(EXERCISE REQUIREMENTS): Rewrite all of the entries below, substituting "blank-block" for every occurrence of "white-block" and leaving everything else unchanged.

(DATA SUPPLIED):

....................

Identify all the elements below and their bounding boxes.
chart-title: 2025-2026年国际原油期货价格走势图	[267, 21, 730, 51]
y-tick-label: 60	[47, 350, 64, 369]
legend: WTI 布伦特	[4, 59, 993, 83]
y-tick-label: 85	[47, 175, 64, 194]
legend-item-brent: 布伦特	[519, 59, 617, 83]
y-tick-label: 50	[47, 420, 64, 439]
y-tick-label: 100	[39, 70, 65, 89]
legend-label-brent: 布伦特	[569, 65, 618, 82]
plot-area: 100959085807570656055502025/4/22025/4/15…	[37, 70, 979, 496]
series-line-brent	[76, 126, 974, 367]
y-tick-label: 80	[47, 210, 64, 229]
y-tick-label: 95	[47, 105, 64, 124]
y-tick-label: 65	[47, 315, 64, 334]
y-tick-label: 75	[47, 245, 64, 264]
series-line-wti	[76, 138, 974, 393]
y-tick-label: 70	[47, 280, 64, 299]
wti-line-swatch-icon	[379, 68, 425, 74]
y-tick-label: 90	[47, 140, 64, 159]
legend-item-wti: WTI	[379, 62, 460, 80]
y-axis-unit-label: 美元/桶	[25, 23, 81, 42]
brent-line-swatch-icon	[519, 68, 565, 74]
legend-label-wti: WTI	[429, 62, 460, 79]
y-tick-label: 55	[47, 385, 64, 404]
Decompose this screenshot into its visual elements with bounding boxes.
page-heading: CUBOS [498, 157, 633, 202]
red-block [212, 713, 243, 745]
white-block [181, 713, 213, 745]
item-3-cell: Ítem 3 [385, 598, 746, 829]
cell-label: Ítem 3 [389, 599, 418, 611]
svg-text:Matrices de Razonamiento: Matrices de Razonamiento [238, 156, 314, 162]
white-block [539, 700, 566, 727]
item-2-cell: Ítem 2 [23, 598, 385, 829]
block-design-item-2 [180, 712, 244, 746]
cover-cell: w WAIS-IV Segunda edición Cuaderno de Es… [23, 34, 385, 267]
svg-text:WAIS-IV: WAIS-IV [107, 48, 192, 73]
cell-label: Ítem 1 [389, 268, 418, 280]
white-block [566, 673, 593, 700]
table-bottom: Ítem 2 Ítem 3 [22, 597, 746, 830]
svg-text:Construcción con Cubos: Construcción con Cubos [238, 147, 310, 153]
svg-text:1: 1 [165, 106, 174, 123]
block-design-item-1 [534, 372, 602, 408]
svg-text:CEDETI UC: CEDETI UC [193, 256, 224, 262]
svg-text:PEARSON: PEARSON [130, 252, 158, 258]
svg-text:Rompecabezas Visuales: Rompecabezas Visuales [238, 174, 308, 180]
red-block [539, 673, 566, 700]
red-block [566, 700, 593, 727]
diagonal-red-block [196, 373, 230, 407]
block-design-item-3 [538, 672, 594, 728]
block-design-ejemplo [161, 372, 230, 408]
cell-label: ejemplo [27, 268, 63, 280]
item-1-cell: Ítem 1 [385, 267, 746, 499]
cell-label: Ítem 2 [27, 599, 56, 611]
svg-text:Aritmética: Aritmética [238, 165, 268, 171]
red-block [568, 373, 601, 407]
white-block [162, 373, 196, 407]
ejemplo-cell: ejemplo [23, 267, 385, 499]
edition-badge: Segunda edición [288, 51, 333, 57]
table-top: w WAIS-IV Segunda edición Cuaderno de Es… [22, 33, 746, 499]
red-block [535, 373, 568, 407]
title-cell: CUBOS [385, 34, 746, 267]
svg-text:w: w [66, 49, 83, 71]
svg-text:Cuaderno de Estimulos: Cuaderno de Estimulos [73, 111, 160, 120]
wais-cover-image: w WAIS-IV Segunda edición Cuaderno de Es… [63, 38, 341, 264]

....................

(WRITTEN RESPONSE):
Identify all the elements below and their bounding boxes.
chart-title: 2025-2026年国际原油期货价格走势图	[267, 21, 730, 51]
y-tick-label: 60	[47, 350, 64, 369]
legend: WTI 布伦特	[4, 59, 993, 83]
y-tick-label: 85	[47, 175, 64, 194]
legend-item-brent: 布伦特	[519, 59, 617, 83]
y-tick-label: 50	[47, 420, 64, 439]
y-tick-label: 100	[39, 70, 65, 89]
legend-label-brent: 布伦特	[569, 65, 618, 82]
plot-area: 100959085807570656055502025/4/22025/4/15…	[37, 70, 979, 496]
series-line-brent	[76, 126, 974, 367]
y-tick-label: 80	[47, 210, 64, 229]
y-tick-label: 95	[47, 105, 64, 124]
y-tick-label: 65	[47, 315, 64, 334]
y-tick-label: 75	[47, 245, 64, 264]
series-line-wti	[76, 138, 974, 393]
y-tick-label: 70	[47, 280, 64, 299]
wti-line-swatch-icon	[379, 68, 425, 74]
y-tick-label: 90	[47, 140, 64, 159]
legend-item-wti: WTI	[379, 62, 460, 80]
y-axis-unit-label: 美元/桶	[25, 23, 81, 42]
brent-line-swatch-icon	[519, 68, 565, 74]
legend-label-wti: WTI	[429, 62, 460, 79]
y-tick-label: 55	[47, 385, 64, 404]
Decompose this screenshot into its visual elements with bounding boxes.
page-heading: CUBOS [498, 157, 633, 202]
red-block [212, 713, 243, 745]
blank-block [181, 713, 213, 745]
item-3-cell: Ítem 3 [385, 598, 746, 829]
cell-label: Ítem 3 [389, 599, 418, 611]
svg-text:Matrices de Razonamiento: Matrices de Razonamiento [238, 156, 314, 162]
blank-block [539, 700, 566, 727]
item-2-cell: Ítem 2 [23, 598, 385, 829]
block-design-item-2 [180, 712, 244, 746]
cover-cell: w WAIS-IV Segunda edición Cuaderno de Es… [23, 34, 385, 267]
svg-text:WAIS-IV: WAIS-IV [107, 48, 192, 73]
cell-label: Ítem 1 [389, 268, 418, 280]
blank-block [566, 673, 593, 700]
table-bottom: Ítem 2 Ítem 3 [22, 597, 746, 830]
svg-text:Construcción con Cubos: Construcción con Cubos [238, 147, 310, 153]
svg-text:1: 1 [165, 106, 174, 123]
block-design-item-1 [534, 372, 602, 408]
svg-text:CEDETI UC: CEDETI UC [193, 256, 224, 262]
svg-text:PEARSON: PEARSON [130, 252, 158, 258]
svg-text:Rompecabezas Visuales: Rompecabezas Visuales [238, 174, 308, 180]
red-block [539, 673, 566, 700]
red-block [566, 700, 593, 727]
diagonal-red-block [196, 373, 230, 407]
block-design-item-3 [538, 672, 594, 728]
block-design-ejemplo [161, 372, 230, 408]
cell-label: ejemplo [27, 268, 63, 280]
item-1-cell: Ítem 1 [385, 267, 746, 499]
cell-label: Ítem 2 [27, 599, 56, 611]
svg-text:Aritmética: Aritmética [238, 165, 268, 171]
red-block [568, 373, 601, 407]
blank-block [162, 373, 196, 407]
ejemplo-cell: ejemplo [23, 267, 385, 499]
edition-badge: Segunda edición [288, 51, 333, 57]
table-top: w WAIS-IV Segunda edición Cuaderno de Es… [22, 33, 746, 499]
red-block [535, 373, 568, 407]
title-cell: CUBOS [385, 34, 746, 267]
svg-text:w: w [66, 49, 83, 71]
svg-text:Cuaderno de Estimulos: Cuaderno de Estimulos [73, 111, 160, 120]
wais-cover-image: w WAIS-IV Segunda edición Cuaderno de Es… [63, 38, 341, 264]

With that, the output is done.